> **SET PROBLEM**: Transcribe all of the data exactly. Omit the pictures.

(Figure record extracts)
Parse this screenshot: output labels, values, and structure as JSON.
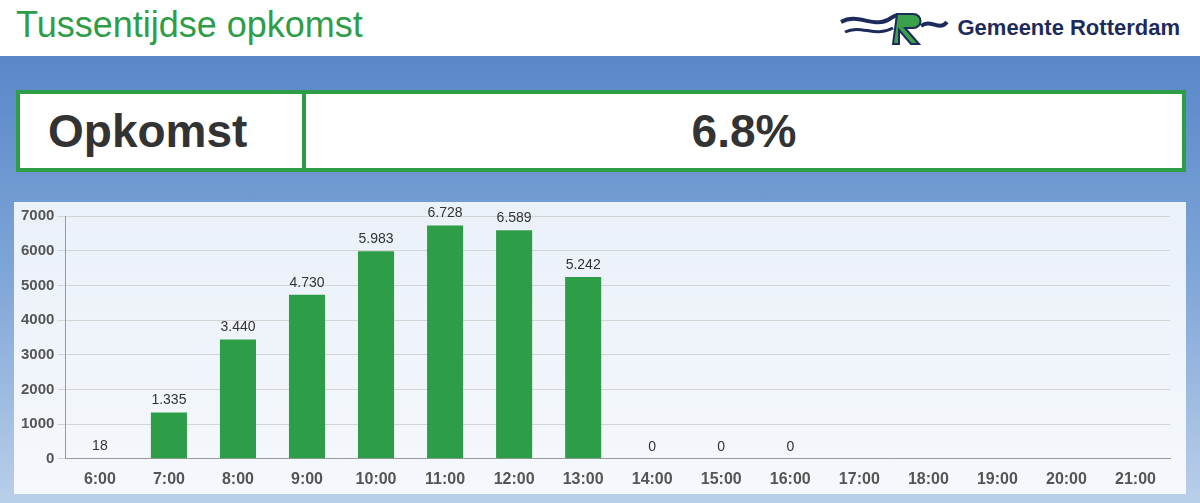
{
  "header": {
    "title": "Tussentijdse opkomst",
    "organization": "Gemeente Rotterdam"
  },
  "summary": {
    "label": "Opkomst",
    "value": "6.8%"
  },
  "chart_data": {
    "type": "bar",
    "categories": [
      "6:00",
      "7:00",
      "8:00",
      "9:00",
      "10:00",
      "11:00",
      "12:00",
      "13:00",
      "14:00",
      "15:00",
      "16:00",
      "17:00",
      "18:00",
      "19:00",
      "20:00",
      "21:00"
    ],
    "values": [
      18,
      1335,
      3440,
      4730,
      5983,
      6728,
      6589,
      5242,
      0,
      0,
      0,
      null,
      null,
      null,
      null,
      null
    ],
    "value_labels": [
      "18",
      "1.335",
      "3.440",
      "4.730",
      "5.983",
      "6.728",
      "6.589",
      "5.242",
      "0",
      "0",
      "0",
      null,
      null,
      null,
      null,
      null
    ],
    "color": "#2e9d47",
    "ylim": [
      0,
      7000
    ],
    "yticks": [
      0,
      1000,
      2000,
      3000,
      4000,
      5000,
      6000,
      7000
    ],
    "grid": true,
    "data_labels": true
  }
}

> **RESULT OF THIS EXERCISE**:
Parse this screenshot: output labels, values, and structure as JSON.
{
  "header": {
    "title": "Tussentijdse opkomst",
    "organization": "Gemeente Rotterdam"
  },
  "summary": {
    "label": "Opkomst",
    "value": "6.8%"
  },
  "chart_data": {
    "type": "bar",
    "categories": [
      "6:00",
      "7:00",
      "8:00",
      "9:00",
      "10:00",
      "11:00",
      "12:00",
      "13:00",
      "14:00",
      "15:00",
      "16:00",
      "17:00",
      "18:00",
      "19:00",
      "20:00",
      "21:00"
    ],
    "values": [
      18,
      1335,
      3440,
      4730,
      5983,
      6728,
      6589,
      5242,
      0,
      0,
      0,
      null,
      null,
      null,
      null,
      null
    ],
    "value_labels": [
      "18",
      "1.335",
      "3.440",
      "4.730",
      "5.983",
      "6.728",
      "6.589",
      "5.242",
      "0",
      "0",
      "0",
      null,
      null,
      null,
      null,
      null
    ],
    "color": "#2e9d47",
    "ylim": [
      0,
      7000
    ],
    "yticks": [
      0,
      1000,
      2000,
      3000,
      4000,
      5000,
      6000,
      7000
    ],
    "grid": true,
    "data_labels": true
  }
}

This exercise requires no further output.